··· DATA LINES ···

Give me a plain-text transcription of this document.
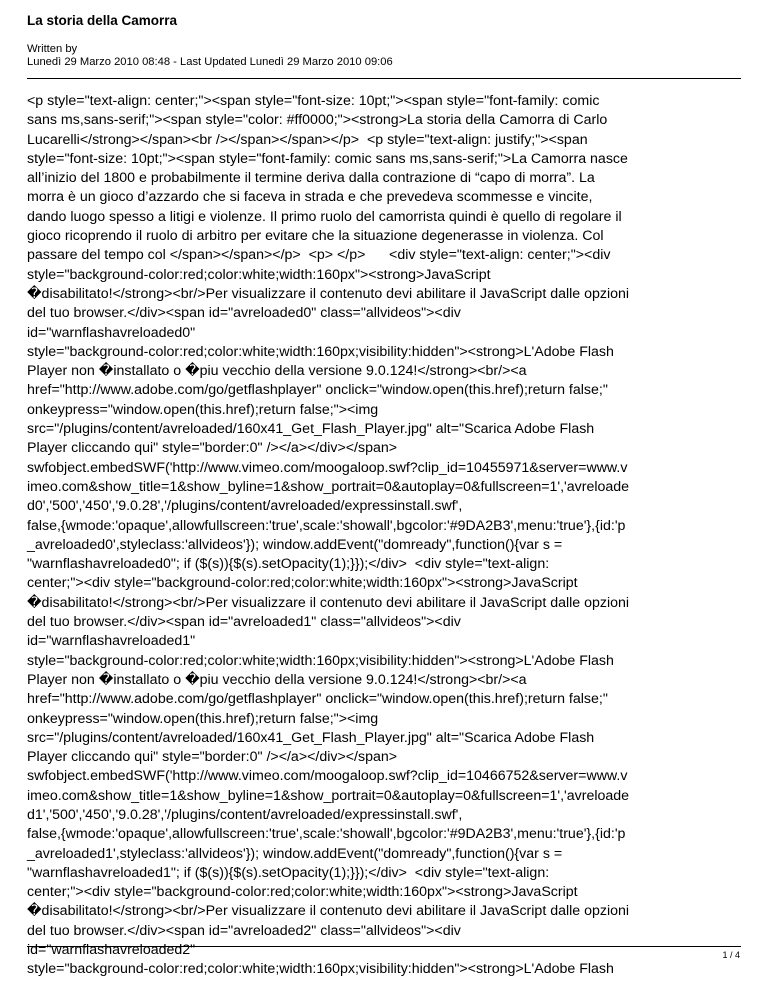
La storia della Camorra
Written by
Lunedì 29 Marzo 2010 08:48 - Last Updated Lunedì 29 Marzo 2010 09:06
<p style="text-align: center;"><span style="font-size: 10pt;"><span style="font-family: comic
sans ms,sans-serif;"><span style="color: #ff0000;"><strong>La storia della Camorra di Carlo
Lucarelli</strong></span><br /></span></span></p>  <p style="text-align: justify;"><span
style="font-size: 10pt;"><span style="font-family: comic sans ms,sans-serif;">La Camorra nasce
all’inizio del 1800 e probabilmente il termine deriva dalla contrazione di “capo di morra”. La
morra è un gioco d’azzardo che si faceva in strada e che prevedeva scommesse e vincite,
dando luogo spesso a litigi e violenze. Il primo ruolo del camorrista quindi è quello di regolare il
gioco ricoprendo il ruolo di arbitro per evitare che la situazione degenerasse in violenza. Col
passare del tempo col </span></span></p>  <p> </p>      <div style="text-align: center;"><div
style="background-color:red;color:white;width:160px"><strong>JavaScript
�disabilitato!</strong><br/>Per visualizzare il contenuto devi abilitare il JavaScript dalle opzioni
del tuo browser.</div><span id="avreloaded0" class="allvideos"><div
id="warnflashavreloaded0"
style="background-color:red;color:white;width:160px;visibility:hidden"><strong>L'Adobe Flash
Player non �installato o �piu vecchio della versione 9.0.124!</strong><br/><a
href="http://www.adobe.com/go/getflashplayer" onclick="window.open(this.href);return false;"
onkeypress="window.open(this.href);return false;"><img
src="/plugins/content/avreloaded/160x41_Get_Flash_Player.jpg" alt="Scarica Adobe Flash
Player cliccando qui" style="border:0" /></a></div></span>
swfobject.embedSWF('http://www.vimeo.com/moogaloop.swf?clip_id=10455971&server=www.v
imeo.com&show_title=1&show_byline=1&show_portrait=0&autoplay=0&fullscreen=1','avreloade
d0','500','450','9.0.28','/plugins/content/avreloaded/expressinstall.swf',
false,{wmode:'opaque',allowfullscreen:'true',scale:'showall',bgcolor:'#9DA2B3',menu:'true'},{id:'p
_avreloaded0',styleclass:'allvideos'}); window.addEvent("domready",function(){var s =
"warnflashavreloaded0"; if ($(s)){$(s).setOpacity(1);}});</div>  <div style="text-align:
center;"><div style="background-color:red;color:white;width:160px"><strong>JavaScript
�disabilitato!</strong><br/>Per visualizzare il contenuto devi abilitare il JavaScript dalle opzioni
del tuo browser.</div><span id="avreloaded1" class="allvideos"><div
id="warnflashavreloaded1"
style="background-color:red;color:white;width:160px;visibility:hidden"><strong>L'Adobe Flash
Player non �installato o �piu vecchio della versione 9.0.124!</strong><br/><a
href="http://www.adobe.com/go/getflashplayer" onclick="window.open(this.href);return false;"
onkeypress="window.open(this.href);return false;"><img
src="/plugins/content/avreloaded/160x41_Get_Flash_Player.jpg" alt="Scarica Adobe Flash
Player cliccando qui" style="border:0" /></a></div></span>
swfobject.embedSWF('http://www.vimeo.com/moogaloop.swf?clip_id=10466752&server=www.v
imeo.com&show_title=1&show_byline=1&show_portrait=0&autoplay=0&fullscreen=1','avreloade
d1','500','450','9.0.28','/plugins/content/avreloaded/expressinstall.swf',
false,{wmode:'opaque',allowfullscreen:'true',scale:'showall',bgcolor:'#9DA2B3',menu:'true'},{id:'p
_avreloaded1',styleclass:'allvideos'}); window.addEvent("domready",function(){var s =
"warnflashavreloaded1"; if ($(s)){$(s).setOpacity(1);}});</div>  <div style="text-align:
center;"><div style="background-color:red;color:white;width:160px"><strong>JavaScript
�disabilitato!</strong><br/>Per visualizzare il contenuto devi abilitare il JavaScript dalle opzioni
del tuo browser.</div><span id="avreloaded2" class="allvideos"><div
id="warnflashavreloaded2"
style="background-color:red;color:white;width:160px;visibility:hidden"><strong>L'Adobe Flash
1 / 4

···

_TO DO_: Repeat the material above in full and exactly, apart from the pictures.

_EXERCISE OUTPUT_:
Give me a plain-text transcription of this document.
La storia della Camorra
Written by
Lunedì 29 Marzo 2010 08:48 - Last Updated Lunedì 29 Marzo 2010 09:06
<p style="text-align: center;"><span style="font-size: 10pt;"><span style="font-family: comic
sans ms,sans-serif;"><span style="color: #ff0000;"><strong>La storia della Camorra di Carlo
Lucarelli</strong></span><br /></span></span></p>  <p style="text-align: justify;"><span
style="font-size: 10pt;"><span style="font-family: comic sans ms,sans-serif;">La Camorra nasce
all’inizio del 1800 e probabilmente il termine deriva dalla contrazione di “capo di morra”. La
morra è un gioco d’azzardo che si faceva in strada e che prevedeva scommesse e vincite,
dando luogo spesso a litigi e violenze. Il primo ruolo del camorrista quindi è quello di regolare il
gioco ricoprendo il ruolo di arbitro per evitare che la situazione degenerasse in violenza. Col
passare del tempo col </span></span></p>  <p> </p>      <div style="text-align: center;"><div
style="background-color:red;color:white;width:160px"><strong>JavaScript
�disabilitato!</strong><br/>Per visualizzare il contenuto devi abilitare il JavaScript dalle opzioni
del tuo browser.</div><span id="avreloaded0" class="allvideos"><div
id="warnflashavreloaded0"
style="background-color:red;color:white;width:160px;visibility:hidden"><strong>L'Adobe Flash
Player non �installato o �piu vecchio della versione 9.0.124!</strong><br/><a
href="http://www.adobe.com/go/getflashplayer" onclick="window.open(this.href);return false;"
onkeypress="window.open(this.href);return false;"><img
src="/plugins/content/avreloaded/160x41_Get_Flash_Player.jpg" alt="Scarica Adobe Flash
Player cliccando qui" style="border:0" /></a></div></span>
swfobject.embedSWF('http://www.vimeo.com/moogaloop.swf?clip_id=10455971&server=www.v
imeo.com&show_title=1&show_byline=1&show_portrait=0&autoplay=0&fullscreen=1','avreloade
d0','500','450','9.0.28','/plugins/content/avreloaded/expressinstall.swf',
false,{wmode:'opaque',allowfullscreen:'true',scale:'showall',bgcolor:'#9DA2B3',menu:'true'},{id:'p
_avreloaded0',styleclass:'allvideos'}); window.addEvent("domready",function(){var s =
"warnflashavreloaded0"; if ($(s)){$(s).setOpacity(1);}});</div>  <div style="text-align:
center;"><div style="background-color:red;color:white;width:160px"><strong>JavaScript
�disabilitato!</strong><br/>Per visualizzare il contenuto devi abilitare il JavaScript dalle opzioni
del tuo browser.</div><span id="avreloaded1" class="allvideos"><div
id="warnflashavreloaded1"
style="background-color:red;color:white;width:160px;visibility:hidden"><strong>L'Adobe Flash
Player non �installato o �piu vecchio della versione 9.0.124!</strong><br/><a
href="http://www.adobe.com/go/getflashplayer" onclick="window.open(this.href);return false;"
onkeypress="window.open(this.href);return false;"><img
src="/plugins/content/avreloaded/160x41_Get_Flash_Player.jpg" alt="Scarica Adobe Flash
Player cliccando qui" style="border:0" /></a></div></span>
swfobject.embedSWF('http://www.vimeo.com/moogaloop.swf?clip_id=10466752&server=www.v
imeo.com&show_title=1&show_byline=1&show_portrait=0&autoplay=0&fullscreen=1','avreloade
d1','500','450','9.0.28','/plugins/content/avreloaded/expressinstall.swf',
false,{wmode:'opaque',allowfullscreen:'true',scale:'showall',bgcolor:'#9DA2B3',menu:'true'},{id:'p
_avreloaded1',styleclass:'allvideos'}); window.addEvent("domready",function(){var s =
"warnflashavreloaded1"; if ($(s)){$(s).setOpacity(1);}});</div>  <div style="text-align:
center;"><div style="background-color:red;color:white;width:160px"><strong>JavaScript
�disabilitato!</strong><br/>Per visualizzare il contenuto devi abilitare il JavaScript dalle opzioni
del tuo browser.</div><span id="avreloaded2" class="allvideos"><div
id="warnflashavreloaded2"
style="background-color:red;color:white;width:160px;visibility:hidden"><strong>L'Adobe Flash
1 / 4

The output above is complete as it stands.